DO THIS: Reproduce the listing word for word. Skip any image.

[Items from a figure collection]
#####

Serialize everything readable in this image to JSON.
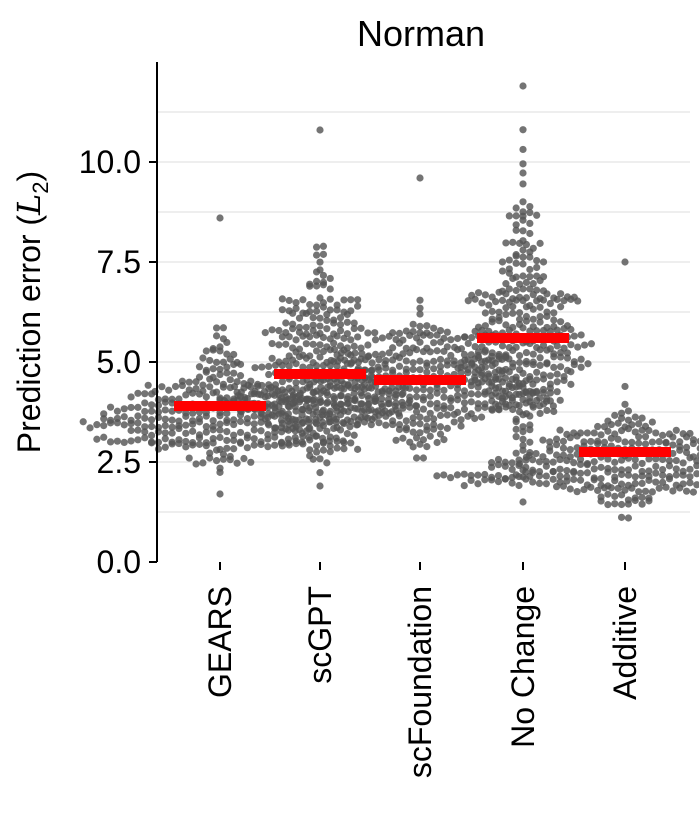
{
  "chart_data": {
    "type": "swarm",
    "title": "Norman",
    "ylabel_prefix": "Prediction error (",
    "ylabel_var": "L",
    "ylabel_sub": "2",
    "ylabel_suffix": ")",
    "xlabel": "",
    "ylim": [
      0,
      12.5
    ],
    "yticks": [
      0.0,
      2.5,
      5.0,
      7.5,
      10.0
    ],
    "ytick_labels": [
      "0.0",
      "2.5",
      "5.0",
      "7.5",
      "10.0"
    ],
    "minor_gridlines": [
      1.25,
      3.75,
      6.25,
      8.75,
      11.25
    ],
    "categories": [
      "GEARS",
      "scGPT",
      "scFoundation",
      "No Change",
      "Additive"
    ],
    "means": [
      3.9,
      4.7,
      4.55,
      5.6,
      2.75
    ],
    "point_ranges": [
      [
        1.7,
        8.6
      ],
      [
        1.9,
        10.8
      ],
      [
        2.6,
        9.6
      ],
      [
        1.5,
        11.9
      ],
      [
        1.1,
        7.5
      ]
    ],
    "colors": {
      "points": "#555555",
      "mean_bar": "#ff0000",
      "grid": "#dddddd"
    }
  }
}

#####

WRITTEN ANSWER:
Serialize everything readable in this image to JSON.
{
  "chart_data": {
    "type": "swarm",
    "title": "Norman",
    "ylabel_prefix": "Prediction error (",
    "ylabel_var": "L",
    "ylabel_sub": "2",
    "ylabel_suffix": ")",
    "xlabel": "",
    "ylim": [
      0,
      12.5
    ],
    "yticks": [
      0.0,
      2.5,
      5.0,
      7.5,
      10.0
    ],
    "ytick_labels": [
      "0.0",
      "2.5",
      "5.0",
      "7.5",
      "10.0"
    ],
    "minor_gridlines": [
      1.25,
      3.75,
      6.25,
      8.75,
      11.25
    ],
    "categories": [
      "GEARS",
      "scGPT",
      "scFoundation",
      "No Change",
      "Additive"
    ],
    "means": [
      3.9,
      4.7,
      4.55,
      5.6,
      2.75
    ],
    "point_ranges": [
      [
        1.7,
        8.6
      ],
      [
        1.9,
        10.8
      ],
      [
        2.6,
        9.6
      ],
      [
        1.5,
        11.9
      ],
      [
        1.1,
        7.5
      ]
    ],
    "colors": {
      "points": "#555555",
      "mean_bar": "#ff0000",
      "grid": "#dddddd"
    }
  }
}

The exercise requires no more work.